## Excerpted data
————————

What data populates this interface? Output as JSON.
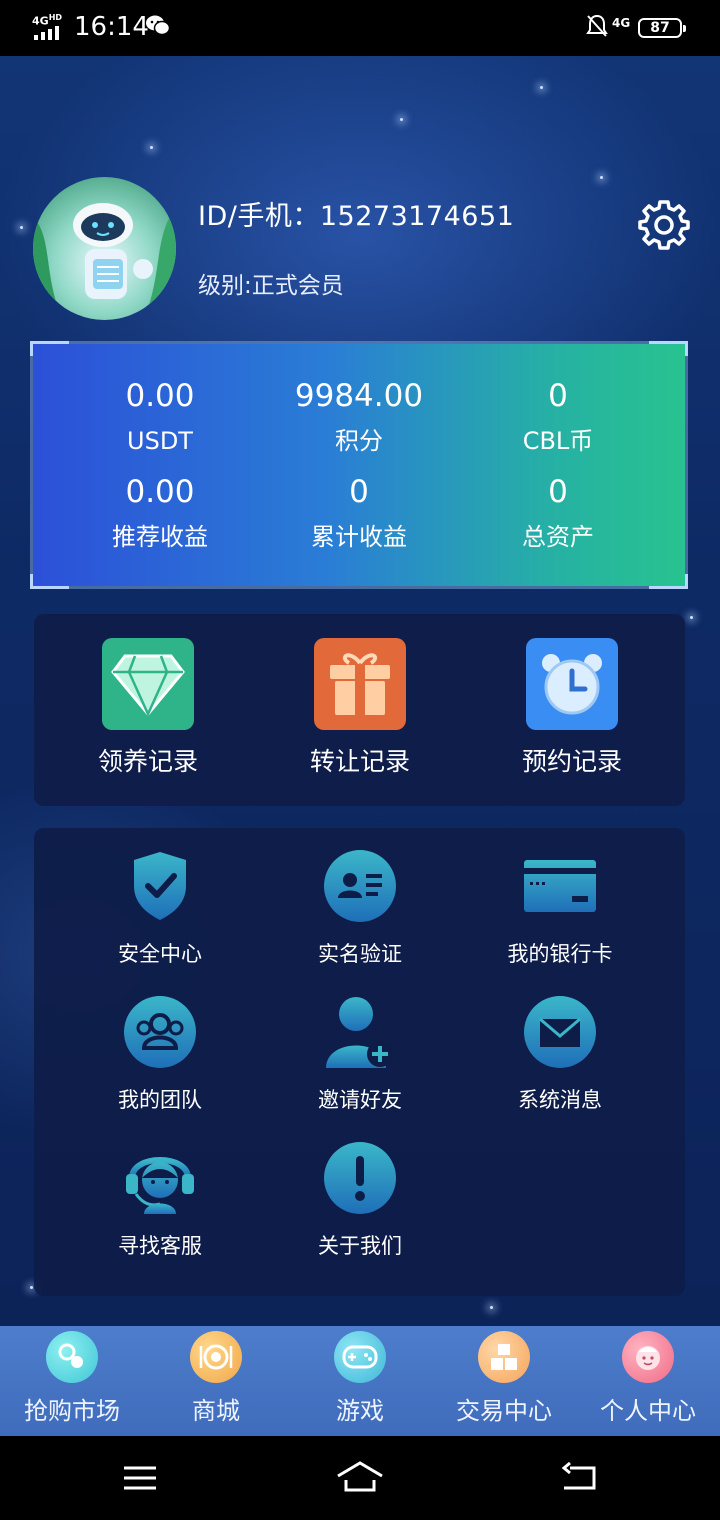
{
  "status_bar": {
    "time": "16:14",
    "network_left": "4G",
    "network_left_sup": "HD",
    "network_right": "4G",
    "battery": "87"
  },
  "profile": {
    "id_label": "ID/手机：15273174651",
    "level_label": "级别:正式会员"
  },
  "assets": [
    {
      "value": "0.00",
      "label": "USDT"
    },
    {
      "value": "9984.00",
      "label": "积分"
    },
    {
      "value": "0",
      "label": "CBL币"
    },
    {
      "value": "0.00",
      "label": "推荐收益"
    },
    {
      "value": "0",
      "label": "累计收益"
    },
    {
      "value": "0",
      "label": "总资产"
    }
  ],
  "records": [
    {
      "label": "领养记录",
      "icon": "diamond-icon",
      "color": "#2fb48a"
    },
    {
      "label": "转让记录",
      "icon": "gift-icon",
      "color": "#e2693a"
    },
    {
      "label": "预约记录",
      "icon": "alarm-clock-icon",
      "color": "#3a8df2"
    }
  ],
  "services": [
    {
      "label": "安全中心",
      "icon": "shield-check-icon"
    },
    {
      "label": "实名验证",
      "icon": "id-card-icon"
    },
    {
      "label": "我的银行卡",
      "icon": "bank-card-icon"
    },
    {
      "label": "我的团队",
      "icon": "team-icon"
    },
    {
      "label": "邀请好友",
      "icon": "add-user-icon"
    },
    {
      "label": "系统消息",
      "icon": "mail-icon"
    },
    {
      "label": "寻找客服",
      "icon": "headset-icon"
    },
    {
      "label": "关于我们",
      "icon": "info-icon"
    }
  ],
  "tabs": [
    {
      "label": "抢购市场",
      "icon": "pacifier-icon",
      "color": "#3fc6d6"
    },
    {
      "label": "商城",
      "icon": "plate-icon",
      "color": "#f0a64a"
    },
    {
      "label": "游戏",
      "icon": "gamepad-icon",
      "color": "#3fb7d8"
    },
    {
      "label": "交易中心",
      "icon": "boxes-icon",
      "color": "#f5a45a"
    },
    {
      "label": "个人中心",
      "icon": "baby-face-icon",
      "color": "#f06b86"
    }
  ],
  "colors": {
    "icon_teal": "#3bb6c9",
    "icon_blue": "#1f6fb8"
  }
}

————————

## What the exercise asks
Go through the listing above and quote it exactly, apart from its images.

## Answer to the exercise
What data populates this interface? Output as JSON.
{
  "status_bar": {
    "time": "16:14",
    "network_left": "4G",
    "network_left_sup": "HD",
    "network_right": "4G",
    "battery": "87"
  },
  "profile": {
    "id_label": "ID/手机：15273174651",
    "level_label": "级别:正式会员"
  },
  "assets": [
    {
      "value": "0.00",
      "label": "USDT"
    },
    {
      "value": "9984.00",
      "label": "积分"
    },
    {
      "value": "0",
      "label": "CBL币"
    },
    {
      "value": "0.00",
      "label": "推荐收益"
    },
    {
      "value": "0",
      "label": "累计收益"
    },
    {
      "value": "0",
      "label": "总资产"
    }
  ],
  "records": [
    {
      "label": "领养记录",
      "icon": "diamond-icon",
      "color": "#2fb48a"
    },
    {
      "label": "转让记录",
      "icon": "gift-icon",
      "color": "#e2693a"
    },
    {
      "label": "预约记录",
      "icon": "alarm-clock-icon",
      "color": "#3a8df2"
    }
  ],
  "services": [
    {
      "label": "安全中心",
      "icon": "shield-check-icon"
    },
    {
      "label": "实名验证",
      "icon": "id-card-icon"
    },
    {
      "label": "我的银行卡",
      "icon": "bank-card-icon"
    },
    {
      "label": "我的团队",
      "icon": "team-icon"
    },
    {
      "label": "邀请好友",
      "icon": "add-user-icon"
    },
    {
      "label": "系统消息",
      "icon": "mail-icon"
    },
    {
      "label": "寻找客服",
      "icon": "headset-icon"
    },
    {
      "label": "关于我们",
      "icon": "info-icon"
    }
  ],
  "tabs": [
    {
      "label": "抢购市场",
      "icon": "pacifier-icon",
      "color": "#3fc6d6"
    },
    {
      "label": "商城",
      "icon": "plate-icon",
      "color": "#f0a64a"
    },
    {
      "label": "游戏",
      "icon": "gamepad-icon",
      "color": "#3fb7d8"
    },
    {
      "label": "交易中心",
      "icon": "boxes-icon",
      "color": "#f5a45a"
    },
    {
      "label": "个人中心",
      "icon": "baby-face-icon",
      "color": "#f06b86"
    }
  ],
  "colors": {
    "icon_teal": "#3bb6c9",
    "icon_blue": "#1f6fb8"
  }
}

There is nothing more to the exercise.